_AIM OF THE TASK:_
Answer these questions from the migration passage:
(a) How many years had Dereck Joubert spent chronicling nature as a filmmaker?
(b) What is the name of the Kenyan beer mentioned?
(c) What do the yellow crazy ants do to the Christmas Island red crabs?

_PASSAGE:_
--------------------

The only experience more real than watching this extreme example of the life cycle is being there. And watching gets viewers practically inside the animals’ mouths, a vantage point best avoided in person.

This southwest section of Kenya defines remote. Initially, the beiges and greens of the grassy plain look placid. But you must concentrate to see the action unfold under a vast sky, where sun rays are so dramatic you expect to see the hand of God emerge from a cloud.

Termite mounds, and the skulls and bones of elephants, wildebeests and other animals bleached a blinding white from the sun, dot the landscape. All appears still until a lion pounces, setting off a chain reaction. Animals stop and reverse; survival trumps migration, at least temporarily.

After days of waiting, it happens: Wildebeests drop off the steep slope of the Mara River’s banks and into the water roiling with fast, muddy currents. Carcasses of their fellow travelers lay in the denuded grass and float in the river.Those crossing the river must clear the crocodiles, which lie still enough to be rocks yet snap their jaws with astounding speed.

It is a miraculous sight.

Despite 28 years chronicling nature as a filmmaker, Dereck Joubert had never seen a crossing of the river before this day in mid-September. Perched in a jeep bumping along the terrain, his luck is about to change.

Later, over a Tusker, the Kenyan beer, Joubert says, “They move to feed, they move to breed. At the end it comes out that there are lot of reasons to migrate.”

Hamlin adds, “Migrations come ready made as dramas of life with tragedy, triumph, loss and redemption, with a clear beginning, middle and end.”

To make the cut for the film, the species had to have“a remarkable protagonist, sympathy, a creature to care about, a natural obstacle.

For the wildebeest, the river; for the crabs, the ants,” Hamlin says.“When I started, I thought epic missions were global ballets. It wasn’t until I started that I realized migrations are dangerous, arduous, epic journeys.”

In “Born to Move,” we see the Christmas Island red crabs.These are huge, spooky-looking crustaceans, not the sort one coos over. Without ever stooping to anthropomorphism — no crabs sing — the segment makes you ache for their plight when yellow crazy ants (their real name) attack.The ants blind the crabs, then eat them. It’s a sickening part of each crab migration.

--------------------

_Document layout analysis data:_
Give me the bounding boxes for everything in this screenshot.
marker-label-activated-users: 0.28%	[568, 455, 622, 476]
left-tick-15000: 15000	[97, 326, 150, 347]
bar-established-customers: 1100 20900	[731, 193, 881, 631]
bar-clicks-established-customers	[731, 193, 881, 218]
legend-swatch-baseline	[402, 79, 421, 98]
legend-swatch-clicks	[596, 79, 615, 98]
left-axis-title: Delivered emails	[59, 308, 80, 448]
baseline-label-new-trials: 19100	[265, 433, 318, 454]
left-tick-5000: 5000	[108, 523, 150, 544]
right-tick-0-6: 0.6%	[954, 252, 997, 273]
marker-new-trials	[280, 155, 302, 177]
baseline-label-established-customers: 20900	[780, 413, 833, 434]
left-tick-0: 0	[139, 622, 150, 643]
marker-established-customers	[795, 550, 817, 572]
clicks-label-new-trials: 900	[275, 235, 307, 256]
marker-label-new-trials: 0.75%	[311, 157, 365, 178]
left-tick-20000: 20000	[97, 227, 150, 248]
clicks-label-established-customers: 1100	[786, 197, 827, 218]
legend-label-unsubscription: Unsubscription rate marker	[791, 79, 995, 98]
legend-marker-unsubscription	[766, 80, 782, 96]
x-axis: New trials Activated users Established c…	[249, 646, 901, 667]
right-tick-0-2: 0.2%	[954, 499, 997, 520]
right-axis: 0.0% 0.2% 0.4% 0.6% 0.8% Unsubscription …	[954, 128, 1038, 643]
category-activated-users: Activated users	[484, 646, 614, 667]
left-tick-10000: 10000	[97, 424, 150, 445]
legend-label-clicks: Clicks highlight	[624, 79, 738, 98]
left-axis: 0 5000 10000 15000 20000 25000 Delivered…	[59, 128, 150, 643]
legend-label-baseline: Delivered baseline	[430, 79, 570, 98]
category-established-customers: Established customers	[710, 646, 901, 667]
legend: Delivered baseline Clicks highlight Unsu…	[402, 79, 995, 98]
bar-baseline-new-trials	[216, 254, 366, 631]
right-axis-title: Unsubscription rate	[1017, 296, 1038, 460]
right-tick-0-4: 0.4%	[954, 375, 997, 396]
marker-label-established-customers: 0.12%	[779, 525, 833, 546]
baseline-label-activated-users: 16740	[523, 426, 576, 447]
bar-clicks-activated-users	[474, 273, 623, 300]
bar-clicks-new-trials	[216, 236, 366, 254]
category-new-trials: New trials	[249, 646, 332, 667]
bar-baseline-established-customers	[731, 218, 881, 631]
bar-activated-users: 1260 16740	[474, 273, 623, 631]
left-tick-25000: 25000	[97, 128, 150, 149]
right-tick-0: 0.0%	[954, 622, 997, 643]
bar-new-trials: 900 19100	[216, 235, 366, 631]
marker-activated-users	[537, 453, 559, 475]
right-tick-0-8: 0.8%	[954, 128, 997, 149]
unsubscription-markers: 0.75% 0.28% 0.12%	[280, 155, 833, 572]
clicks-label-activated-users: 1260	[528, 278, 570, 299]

--------------------

_TASK OUTPUT:_
(a) 28 years
(b) Tusker
(c) They blind the crabs, then eat them.